(PROBLEMS AND TASKS):
#1 Using the conversation about our place in the galaxy below, decide whether each statement agrees with it: (a) The Sun needs two hundred and fifty million years to circle the center of the galaxy. (b) Farther from the galaxy's center there are more big planets. (c) Jupiter is compared to a linebacker. Answer yes or no for each, and quote the words that decide it.
#2 The conversation about our place in the galaxy below compares the galaxy to a city. If the center of the galaxy were Manhattan, where would we be?
#3 Transcribe the conversation about our place in the galaxy below from "Right, but I" up to and including "the Earth was.".

(EXCERPT):
***
Yeah, it's the center the nuclear storm. And there's a whole bunch of stuff going on in the center of the galaxy we don't understand. But what we do know is that there's a huge amount of deadly radiation coming from there. And if we were much closer to the center of the galaxy, then life could not have formed the way we know. It would have to be like super radiation hard life or something something like that. And you also don't want to be too far out away from the center of the galaxy because well, you need enough stuff right to form stars and to form planets, and you want to have big planets going around your solar system. Because that can help you protect yourself against asteroids and stuff like that. Like a lot of people think that Jupiter has helped life form on Earth by acting as sort of like a linebacker in asteroids and meteors and commets that come into the Solar System that might have smashed into Earth and protecting us. So the further out you get from the center of the galaxy, the less stuff there is, and so the fewer number of these big planets there are. And so this sort of like a Goldilock zone, right, there's a Goldilock zone around each star. There's also a Goldilocks zone around the center of the galaxy.

Wow, So it's lucky that our Solar system is where it is in the galaxy. It's convenient.

It's convenient. Yeah, I mean, if our star was somewhere else, we wouldn't have had life, and we wouldn't be asking this question.

Oh okay, or we'd be a lot thicker skin. Maybe to take all this.

We look a lot cooler. We'd be able to shoot laser beams at each other and all sorts of stuff. It's fun to imagine. It's fun to imagine how life might have evolved into totally different circumstances. Yeah, so we're a little bit away from the center.

Like if the galaxy was like a CD, we'd be halfway out in the disc.

Yeah, yeah, exactly. I think of it more like a city, you know, like if the center of the galaxy was Manhattan, then we're out in Connecticut somewhere, right, Like we're out in.

The urbs, okay. And I read also that it takes about two hundred and fifty million years for our solar system to go around the galaxy.

That's right. The galaxy itself is rotating. Like everything in space seems to be spinning, the galaxy itself is rotating. And that's why you see these spiral arms that come out of the galaxy and they're not straight, right, they're sort of dragon behind and that's because it's rotating, and it takes two hundred and fifty million years for the galaxy to rotate. You could also sort of think of that as like a galactic year. Right, takes the Earth one year to go around the Sun. We call that a year, and so it takes the Sun two hundred and fifty million years to go around the center of the galaxy. So that's one galactic year.

Wow.

And you know, from that point of view, the universe is not that old.

Right, but I mean even but from the age of the Earth, that's not that much, right because Earth is several billion years old, And so we've gone around the galaxy a few times since the Earth was.

Born, yeah, only about twenty times. Yeah, we've only done twenty times around the galaxy since the Earth was born, Earth being four or five billion years old now not that many times around so far we're pretty young as a galaxy.

Yeah. So next year the Earth will be able to drink legally.

That's right, All bets are off and you have no idea.
***
(EXTRACTED DATA):
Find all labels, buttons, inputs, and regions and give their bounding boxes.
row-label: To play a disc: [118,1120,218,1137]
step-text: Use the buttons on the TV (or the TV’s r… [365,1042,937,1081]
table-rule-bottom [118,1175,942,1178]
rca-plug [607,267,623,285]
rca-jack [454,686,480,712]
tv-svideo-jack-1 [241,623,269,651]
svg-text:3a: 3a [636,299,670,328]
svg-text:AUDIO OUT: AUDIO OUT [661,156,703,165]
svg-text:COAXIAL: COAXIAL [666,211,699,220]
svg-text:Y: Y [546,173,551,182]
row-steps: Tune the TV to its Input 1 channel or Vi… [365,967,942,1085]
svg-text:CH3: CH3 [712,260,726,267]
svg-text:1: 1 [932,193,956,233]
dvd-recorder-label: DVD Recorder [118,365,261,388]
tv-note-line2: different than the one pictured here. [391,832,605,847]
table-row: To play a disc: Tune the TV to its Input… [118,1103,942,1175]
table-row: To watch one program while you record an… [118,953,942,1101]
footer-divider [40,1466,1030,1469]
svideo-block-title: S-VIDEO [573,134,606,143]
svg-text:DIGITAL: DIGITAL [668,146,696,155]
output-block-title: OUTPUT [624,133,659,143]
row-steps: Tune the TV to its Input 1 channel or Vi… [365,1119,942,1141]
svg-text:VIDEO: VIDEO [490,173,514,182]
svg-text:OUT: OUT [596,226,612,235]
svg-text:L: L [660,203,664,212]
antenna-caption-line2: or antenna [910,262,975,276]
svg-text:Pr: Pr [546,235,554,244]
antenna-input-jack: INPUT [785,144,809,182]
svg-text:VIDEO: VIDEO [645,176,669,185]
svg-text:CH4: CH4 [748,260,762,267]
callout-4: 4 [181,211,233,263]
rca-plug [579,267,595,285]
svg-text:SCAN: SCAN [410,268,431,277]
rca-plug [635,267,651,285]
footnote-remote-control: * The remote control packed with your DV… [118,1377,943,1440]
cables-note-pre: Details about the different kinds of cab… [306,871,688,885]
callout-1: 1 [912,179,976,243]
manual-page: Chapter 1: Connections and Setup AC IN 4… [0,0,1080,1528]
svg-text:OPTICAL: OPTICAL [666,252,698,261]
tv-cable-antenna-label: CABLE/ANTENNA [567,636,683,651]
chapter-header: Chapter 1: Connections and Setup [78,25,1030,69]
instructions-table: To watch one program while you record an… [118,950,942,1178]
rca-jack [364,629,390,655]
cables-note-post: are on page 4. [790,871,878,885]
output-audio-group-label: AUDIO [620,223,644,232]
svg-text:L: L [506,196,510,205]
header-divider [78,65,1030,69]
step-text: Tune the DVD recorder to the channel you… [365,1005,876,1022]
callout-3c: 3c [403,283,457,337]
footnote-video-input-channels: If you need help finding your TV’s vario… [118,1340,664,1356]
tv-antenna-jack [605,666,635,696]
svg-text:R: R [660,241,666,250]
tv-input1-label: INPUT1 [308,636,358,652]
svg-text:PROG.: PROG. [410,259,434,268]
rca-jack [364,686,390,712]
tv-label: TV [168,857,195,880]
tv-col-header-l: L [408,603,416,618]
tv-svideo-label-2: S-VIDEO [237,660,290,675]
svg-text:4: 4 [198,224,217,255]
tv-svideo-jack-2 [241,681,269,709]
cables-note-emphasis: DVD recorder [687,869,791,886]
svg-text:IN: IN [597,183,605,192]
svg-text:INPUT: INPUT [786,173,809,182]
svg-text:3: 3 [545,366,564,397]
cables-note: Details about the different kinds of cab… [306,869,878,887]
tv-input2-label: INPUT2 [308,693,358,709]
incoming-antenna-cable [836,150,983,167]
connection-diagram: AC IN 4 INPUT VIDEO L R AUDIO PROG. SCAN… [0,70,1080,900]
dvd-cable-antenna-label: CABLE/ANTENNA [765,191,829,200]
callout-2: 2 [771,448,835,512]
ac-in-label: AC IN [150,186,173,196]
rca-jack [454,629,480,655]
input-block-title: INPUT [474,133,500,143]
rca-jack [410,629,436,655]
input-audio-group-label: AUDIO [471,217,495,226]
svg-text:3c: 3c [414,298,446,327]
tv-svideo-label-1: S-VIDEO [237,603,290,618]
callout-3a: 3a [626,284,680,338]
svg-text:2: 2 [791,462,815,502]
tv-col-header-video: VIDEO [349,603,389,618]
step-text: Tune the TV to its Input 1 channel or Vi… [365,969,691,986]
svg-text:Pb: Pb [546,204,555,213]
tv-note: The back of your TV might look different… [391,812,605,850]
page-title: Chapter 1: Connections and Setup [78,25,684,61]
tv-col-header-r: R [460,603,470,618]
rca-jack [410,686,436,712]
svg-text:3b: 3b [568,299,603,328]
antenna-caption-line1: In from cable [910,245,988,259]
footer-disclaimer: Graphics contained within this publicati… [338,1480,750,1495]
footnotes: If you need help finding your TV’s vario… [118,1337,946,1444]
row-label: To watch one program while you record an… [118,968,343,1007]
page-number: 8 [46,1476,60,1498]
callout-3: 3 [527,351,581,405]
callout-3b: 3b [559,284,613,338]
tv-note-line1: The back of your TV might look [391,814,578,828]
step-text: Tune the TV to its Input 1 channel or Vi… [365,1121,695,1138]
***
(ANSWERS GIVEN):
#1
(a) Yes: "it takes the Sun two hundred and fifty million years to go around the center of the galaxy"
(b) No: "the further out you get from the center of the galaxy, the less stuff there is, and so the fewer number of these big planets there are"
(c) Yes: "Jupiter has helped life form on Earth by acting as sort of like a linebacker"

#2 We would be out in Connecticut somewhere.

#3
Right, but I mean even but from the age of the Earth, that's not that much, right because Earth is several billion years old, And so we've gone around the galaxy a few times since the Earth was.